** Start LISTED RECORDS **

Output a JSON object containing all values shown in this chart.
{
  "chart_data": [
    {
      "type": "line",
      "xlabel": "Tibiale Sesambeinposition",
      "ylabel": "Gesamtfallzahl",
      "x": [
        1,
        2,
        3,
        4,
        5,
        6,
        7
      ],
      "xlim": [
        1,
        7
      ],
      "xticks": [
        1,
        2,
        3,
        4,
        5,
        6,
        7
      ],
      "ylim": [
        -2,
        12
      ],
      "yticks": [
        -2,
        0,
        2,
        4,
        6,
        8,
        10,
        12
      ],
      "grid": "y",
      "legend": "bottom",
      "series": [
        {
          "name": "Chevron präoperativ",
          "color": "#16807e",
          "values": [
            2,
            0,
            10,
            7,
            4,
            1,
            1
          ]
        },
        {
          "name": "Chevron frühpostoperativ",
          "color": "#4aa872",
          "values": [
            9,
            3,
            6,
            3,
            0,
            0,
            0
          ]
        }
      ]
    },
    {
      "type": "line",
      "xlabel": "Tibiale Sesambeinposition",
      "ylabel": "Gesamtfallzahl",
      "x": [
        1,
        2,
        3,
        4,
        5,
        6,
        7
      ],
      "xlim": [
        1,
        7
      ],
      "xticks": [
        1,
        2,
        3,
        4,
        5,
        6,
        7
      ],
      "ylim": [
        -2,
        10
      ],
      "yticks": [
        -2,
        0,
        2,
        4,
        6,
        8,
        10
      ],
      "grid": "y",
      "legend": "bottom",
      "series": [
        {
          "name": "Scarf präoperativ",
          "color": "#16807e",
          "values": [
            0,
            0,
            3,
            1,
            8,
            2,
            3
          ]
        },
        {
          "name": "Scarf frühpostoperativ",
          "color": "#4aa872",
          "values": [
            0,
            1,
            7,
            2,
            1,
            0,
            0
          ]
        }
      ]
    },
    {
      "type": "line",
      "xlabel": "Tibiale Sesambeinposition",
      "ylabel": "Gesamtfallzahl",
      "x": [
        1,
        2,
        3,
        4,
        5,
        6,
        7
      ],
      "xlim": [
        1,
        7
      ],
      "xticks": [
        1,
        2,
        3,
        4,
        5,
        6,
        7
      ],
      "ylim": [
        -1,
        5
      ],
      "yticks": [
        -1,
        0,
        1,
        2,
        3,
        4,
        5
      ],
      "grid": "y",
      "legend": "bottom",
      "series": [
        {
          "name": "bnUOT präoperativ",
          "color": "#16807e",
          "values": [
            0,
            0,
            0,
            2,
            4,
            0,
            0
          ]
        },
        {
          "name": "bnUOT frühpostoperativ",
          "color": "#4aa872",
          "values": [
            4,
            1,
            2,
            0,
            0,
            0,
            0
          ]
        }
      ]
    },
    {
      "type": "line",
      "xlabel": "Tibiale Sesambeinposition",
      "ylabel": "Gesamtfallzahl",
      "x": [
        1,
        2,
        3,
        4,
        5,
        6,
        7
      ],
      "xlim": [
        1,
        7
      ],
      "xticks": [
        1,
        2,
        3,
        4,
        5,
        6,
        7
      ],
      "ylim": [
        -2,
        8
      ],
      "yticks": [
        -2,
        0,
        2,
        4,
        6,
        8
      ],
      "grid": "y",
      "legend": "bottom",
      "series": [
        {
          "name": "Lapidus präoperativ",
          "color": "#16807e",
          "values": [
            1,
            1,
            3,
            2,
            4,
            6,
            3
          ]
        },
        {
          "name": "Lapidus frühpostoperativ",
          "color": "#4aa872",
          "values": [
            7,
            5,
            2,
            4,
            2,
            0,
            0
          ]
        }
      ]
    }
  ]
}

** End LISTED RECORDS **

STATED EXERCISE: Select the lines that carry the string "frühpostoperativ" and copy them.

OUTPUT BELOW:
          "name": "Chevron frühpostoperativ",
          "name": "Scarf frühpostoperativ",
          "name": "bnUOT frühpostoperativ",
          "name": "Lapidus frühpostoperativ",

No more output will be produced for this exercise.